Written exercise: Scan the lines below for the string "responsive" and copy every one that has it.

[Entries taken from a collection]
----------

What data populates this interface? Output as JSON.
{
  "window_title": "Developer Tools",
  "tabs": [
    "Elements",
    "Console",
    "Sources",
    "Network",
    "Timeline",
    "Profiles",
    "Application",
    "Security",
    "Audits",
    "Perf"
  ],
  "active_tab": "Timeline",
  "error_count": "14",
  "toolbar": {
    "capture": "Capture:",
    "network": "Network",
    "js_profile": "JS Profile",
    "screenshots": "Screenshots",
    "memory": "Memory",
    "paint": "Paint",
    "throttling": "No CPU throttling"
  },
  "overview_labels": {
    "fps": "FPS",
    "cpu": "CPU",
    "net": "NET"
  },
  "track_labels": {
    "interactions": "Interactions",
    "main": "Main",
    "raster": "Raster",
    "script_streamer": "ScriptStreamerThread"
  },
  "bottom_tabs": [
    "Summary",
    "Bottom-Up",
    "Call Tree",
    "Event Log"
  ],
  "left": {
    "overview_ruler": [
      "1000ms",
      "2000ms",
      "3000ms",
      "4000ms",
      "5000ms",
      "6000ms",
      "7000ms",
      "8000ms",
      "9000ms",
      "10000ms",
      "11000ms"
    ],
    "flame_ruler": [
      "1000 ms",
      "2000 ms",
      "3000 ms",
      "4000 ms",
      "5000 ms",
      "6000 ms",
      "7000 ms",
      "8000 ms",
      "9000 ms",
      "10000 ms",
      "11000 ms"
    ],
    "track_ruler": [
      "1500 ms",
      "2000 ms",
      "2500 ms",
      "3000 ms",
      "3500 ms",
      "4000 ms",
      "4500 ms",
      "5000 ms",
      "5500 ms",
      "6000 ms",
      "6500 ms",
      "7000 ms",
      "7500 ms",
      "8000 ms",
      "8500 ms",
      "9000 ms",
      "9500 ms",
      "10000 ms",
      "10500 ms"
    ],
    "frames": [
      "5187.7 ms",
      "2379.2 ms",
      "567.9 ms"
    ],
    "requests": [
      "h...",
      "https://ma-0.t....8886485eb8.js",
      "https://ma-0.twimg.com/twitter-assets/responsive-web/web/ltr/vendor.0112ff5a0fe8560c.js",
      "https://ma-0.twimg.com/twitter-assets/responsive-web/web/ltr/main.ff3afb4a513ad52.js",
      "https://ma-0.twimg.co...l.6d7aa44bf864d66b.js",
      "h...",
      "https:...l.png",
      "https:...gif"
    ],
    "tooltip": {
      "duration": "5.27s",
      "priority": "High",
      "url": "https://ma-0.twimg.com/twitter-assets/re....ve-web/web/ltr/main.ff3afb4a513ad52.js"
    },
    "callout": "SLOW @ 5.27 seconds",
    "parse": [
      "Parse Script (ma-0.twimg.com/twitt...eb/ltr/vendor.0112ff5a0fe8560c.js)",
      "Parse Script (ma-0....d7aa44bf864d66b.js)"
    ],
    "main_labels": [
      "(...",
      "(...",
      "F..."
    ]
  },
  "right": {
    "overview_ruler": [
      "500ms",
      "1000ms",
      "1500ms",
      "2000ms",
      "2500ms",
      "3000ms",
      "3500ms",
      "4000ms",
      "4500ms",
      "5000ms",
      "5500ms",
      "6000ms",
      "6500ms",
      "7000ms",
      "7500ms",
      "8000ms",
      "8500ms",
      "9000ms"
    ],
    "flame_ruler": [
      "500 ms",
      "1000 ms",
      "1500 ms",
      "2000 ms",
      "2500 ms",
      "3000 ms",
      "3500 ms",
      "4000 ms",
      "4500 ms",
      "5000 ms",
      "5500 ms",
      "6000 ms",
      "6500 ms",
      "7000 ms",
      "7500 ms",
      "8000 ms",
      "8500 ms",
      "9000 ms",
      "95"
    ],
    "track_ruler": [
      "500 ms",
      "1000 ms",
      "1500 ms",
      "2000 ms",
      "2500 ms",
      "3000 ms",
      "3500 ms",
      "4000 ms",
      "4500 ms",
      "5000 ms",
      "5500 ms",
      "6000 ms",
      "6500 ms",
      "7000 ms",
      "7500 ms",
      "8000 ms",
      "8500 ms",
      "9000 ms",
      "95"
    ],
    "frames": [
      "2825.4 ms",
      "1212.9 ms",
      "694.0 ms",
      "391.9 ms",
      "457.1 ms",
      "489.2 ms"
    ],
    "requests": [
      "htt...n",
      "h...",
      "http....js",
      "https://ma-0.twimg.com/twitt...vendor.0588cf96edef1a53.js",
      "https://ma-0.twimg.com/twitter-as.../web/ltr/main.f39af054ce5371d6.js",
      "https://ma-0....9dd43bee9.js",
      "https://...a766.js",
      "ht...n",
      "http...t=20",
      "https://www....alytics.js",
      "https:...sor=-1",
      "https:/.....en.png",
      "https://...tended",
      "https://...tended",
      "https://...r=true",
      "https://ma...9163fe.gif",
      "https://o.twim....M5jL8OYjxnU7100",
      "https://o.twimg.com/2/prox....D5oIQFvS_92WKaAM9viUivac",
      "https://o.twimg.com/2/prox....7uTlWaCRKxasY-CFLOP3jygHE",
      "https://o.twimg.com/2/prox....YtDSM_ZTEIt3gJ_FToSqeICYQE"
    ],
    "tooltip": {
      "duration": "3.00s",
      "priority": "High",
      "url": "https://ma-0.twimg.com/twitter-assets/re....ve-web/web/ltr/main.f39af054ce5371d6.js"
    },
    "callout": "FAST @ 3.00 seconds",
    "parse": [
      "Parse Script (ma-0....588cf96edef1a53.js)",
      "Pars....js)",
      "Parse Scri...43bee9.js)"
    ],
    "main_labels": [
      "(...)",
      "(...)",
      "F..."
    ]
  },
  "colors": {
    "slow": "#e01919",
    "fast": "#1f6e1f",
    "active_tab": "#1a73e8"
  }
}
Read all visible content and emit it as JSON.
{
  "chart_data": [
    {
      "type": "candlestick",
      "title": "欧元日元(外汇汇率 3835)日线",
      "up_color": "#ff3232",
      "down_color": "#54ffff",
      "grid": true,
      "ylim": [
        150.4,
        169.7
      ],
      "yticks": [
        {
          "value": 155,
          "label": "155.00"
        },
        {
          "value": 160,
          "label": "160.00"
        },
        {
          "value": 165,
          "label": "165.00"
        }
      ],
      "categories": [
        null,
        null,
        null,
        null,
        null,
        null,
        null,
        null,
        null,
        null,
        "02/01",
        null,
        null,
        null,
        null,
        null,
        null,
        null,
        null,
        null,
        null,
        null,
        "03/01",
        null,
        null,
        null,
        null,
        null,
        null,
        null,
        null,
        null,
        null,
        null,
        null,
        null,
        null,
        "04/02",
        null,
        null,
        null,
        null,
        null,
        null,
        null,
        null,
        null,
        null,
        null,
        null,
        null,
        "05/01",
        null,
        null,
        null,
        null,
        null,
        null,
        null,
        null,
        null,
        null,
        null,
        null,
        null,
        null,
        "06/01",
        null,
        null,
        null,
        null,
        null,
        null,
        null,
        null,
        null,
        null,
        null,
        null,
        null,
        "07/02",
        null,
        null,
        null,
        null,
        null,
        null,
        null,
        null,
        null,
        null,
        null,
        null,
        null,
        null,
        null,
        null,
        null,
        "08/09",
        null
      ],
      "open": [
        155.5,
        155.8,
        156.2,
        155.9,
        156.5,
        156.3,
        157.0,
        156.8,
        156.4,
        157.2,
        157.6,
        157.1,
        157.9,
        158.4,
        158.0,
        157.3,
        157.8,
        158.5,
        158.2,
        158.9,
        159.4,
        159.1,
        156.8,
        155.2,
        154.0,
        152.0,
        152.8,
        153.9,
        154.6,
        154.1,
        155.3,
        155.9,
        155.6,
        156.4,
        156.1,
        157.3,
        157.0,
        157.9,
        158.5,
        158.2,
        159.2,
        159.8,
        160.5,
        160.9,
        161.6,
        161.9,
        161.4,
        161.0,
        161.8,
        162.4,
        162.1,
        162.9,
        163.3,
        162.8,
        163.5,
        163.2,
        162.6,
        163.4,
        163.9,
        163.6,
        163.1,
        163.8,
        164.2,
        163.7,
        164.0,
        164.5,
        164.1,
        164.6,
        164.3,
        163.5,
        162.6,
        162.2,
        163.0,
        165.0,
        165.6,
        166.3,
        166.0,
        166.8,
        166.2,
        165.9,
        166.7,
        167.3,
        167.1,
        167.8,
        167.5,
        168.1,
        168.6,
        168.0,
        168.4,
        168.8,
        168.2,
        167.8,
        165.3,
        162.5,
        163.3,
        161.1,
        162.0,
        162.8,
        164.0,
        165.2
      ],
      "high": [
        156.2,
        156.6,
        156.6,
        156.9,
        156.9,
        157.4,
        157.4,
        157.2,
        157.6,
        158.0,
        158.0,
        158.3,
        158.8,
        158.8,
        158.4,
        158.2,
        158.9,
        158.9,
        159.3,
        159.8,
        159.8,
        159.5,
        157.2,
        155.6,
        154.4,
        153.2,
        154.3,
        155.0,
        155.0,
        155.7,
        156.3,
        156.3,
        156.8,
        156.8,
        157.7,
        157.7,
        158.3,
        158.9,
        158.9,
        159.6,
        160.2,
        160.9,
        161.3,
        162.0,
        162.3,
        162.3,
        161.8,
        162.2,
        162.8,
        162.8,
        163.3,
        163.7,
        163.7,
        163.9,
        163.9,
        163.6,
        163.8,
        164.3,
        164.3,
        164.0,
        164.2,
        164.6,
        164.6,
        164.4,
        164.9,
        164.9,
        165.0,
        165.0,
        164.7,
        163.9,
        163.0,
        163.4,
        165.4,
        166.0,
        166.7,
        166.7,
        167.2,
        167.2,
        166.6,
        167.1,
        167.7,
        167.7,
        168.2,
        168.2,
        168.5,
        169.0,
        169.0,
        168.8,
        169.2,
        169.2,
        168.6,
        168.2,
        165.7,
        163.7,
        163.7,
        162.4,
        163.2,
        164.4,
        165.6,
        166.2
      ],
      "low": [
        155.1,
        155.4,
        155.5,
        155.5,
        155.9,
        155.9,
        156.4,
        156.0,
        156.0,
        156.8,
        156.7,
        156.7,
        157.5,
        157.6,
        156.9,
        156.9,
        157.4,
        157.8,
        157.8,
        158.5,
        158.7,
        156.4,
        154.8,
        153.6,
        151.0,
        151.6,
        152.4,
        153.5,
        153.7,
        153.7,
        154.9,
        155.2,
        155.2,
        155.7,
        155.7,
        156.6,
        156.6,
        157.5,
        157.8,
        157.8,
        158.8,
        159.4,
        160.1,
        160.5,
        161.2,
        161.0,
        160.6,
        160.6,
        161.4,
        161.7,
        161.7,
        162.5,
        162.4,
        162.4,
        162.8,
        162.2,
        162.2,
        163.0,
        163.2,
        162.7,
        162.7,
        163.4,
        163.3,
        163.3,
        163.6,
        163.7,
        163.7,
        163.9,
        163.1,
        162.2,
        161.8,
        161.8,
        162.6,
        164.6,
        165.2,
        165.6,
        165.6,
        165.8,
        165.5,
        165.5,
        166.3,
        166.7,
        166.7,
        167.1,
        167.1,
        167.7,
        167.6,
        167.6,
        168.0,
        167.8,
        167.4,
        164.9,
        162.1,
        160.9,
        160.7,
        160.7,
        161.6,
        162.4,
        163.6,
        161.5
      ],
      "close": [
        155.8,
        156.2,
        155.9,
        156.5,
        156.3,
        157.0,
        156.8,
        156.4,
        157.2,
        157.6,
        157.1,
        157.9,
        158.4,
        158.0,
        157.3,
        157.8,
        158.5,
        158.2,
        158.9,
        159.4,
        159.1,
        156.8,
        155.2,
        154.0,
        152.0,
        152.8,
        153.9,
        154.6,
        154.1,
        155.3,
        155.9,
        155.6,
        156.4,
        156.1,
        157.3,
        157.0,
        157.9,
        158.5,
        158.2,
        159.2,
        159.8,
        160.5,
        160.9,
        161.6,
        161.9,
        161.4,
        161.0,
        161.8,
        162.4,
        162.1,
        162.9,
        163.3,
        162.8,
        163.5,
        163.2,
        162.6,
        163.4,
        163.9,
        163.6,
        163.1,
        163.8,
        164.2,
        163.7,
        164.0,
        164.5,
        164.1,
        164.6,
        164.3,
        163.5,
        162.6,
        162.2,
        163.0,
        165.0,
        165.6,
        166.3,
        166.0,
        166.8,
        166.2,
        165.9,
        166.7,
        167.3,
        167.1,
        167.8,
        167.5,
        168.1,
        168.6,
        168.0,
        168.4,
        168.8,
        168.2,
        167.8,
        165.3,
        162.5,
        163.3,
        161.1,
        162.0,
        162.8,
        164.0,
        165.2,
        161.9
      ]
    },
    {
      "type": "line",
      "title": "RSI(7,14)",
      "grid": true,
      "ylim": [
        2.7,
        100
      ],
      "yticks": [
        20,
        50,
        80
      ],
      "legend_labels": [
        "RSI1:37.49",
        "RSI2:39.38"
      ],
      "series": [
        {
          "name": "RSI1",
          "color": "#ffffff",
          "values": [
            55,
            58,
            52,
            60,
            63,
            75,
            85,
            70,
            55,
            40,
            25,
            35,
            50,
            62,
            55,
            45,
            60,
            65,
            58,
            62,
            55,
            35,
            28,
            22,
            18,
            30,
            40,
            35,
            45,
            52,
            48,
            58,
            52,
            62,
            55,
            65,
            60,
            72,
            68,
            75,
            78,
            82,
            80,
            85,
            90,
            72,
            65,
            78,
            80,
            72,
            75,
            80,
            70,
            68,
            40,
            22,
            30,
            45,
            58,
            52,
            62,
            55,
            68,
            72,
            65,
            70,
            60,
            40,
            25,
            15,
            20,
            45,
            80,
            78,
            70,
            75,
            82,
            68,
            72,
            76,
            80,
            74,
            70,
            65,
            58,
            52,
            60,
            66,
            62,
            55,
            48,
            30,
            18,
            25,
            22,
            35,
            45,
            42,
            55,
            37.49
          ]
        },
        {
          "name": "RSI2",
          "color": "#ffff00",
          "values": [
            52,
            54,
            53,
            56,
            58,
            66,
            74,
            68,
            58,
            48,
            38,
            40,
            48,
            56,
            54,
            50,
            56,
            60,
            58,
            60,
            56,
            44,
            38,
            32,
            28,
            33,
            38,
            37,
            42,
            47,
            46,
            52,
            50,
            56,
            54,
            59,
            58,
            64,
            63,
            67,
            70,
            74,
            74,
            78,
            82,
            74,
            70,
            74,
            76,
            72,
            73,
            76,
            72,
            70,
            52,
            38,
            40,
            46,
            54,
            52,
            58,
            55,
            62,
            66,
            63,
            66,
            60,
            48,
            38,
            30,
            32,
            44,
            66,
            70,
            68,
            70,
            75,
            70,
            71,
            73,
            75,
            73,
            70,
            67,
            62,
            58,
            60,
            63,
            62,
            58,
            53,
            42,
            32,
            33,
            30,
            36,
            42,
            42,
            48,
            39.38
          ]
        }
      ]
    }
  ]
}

----------

Response:
      "https://ma-0.twimg.com/twitter-assets/responsive-web/web/ltr/vendor.0112ff5a0fe8560c.js",
      "https://ma-0.twimg.com/twitter-assets/responsive-web/web/ltr/main.ff3afb4a513ad52.js",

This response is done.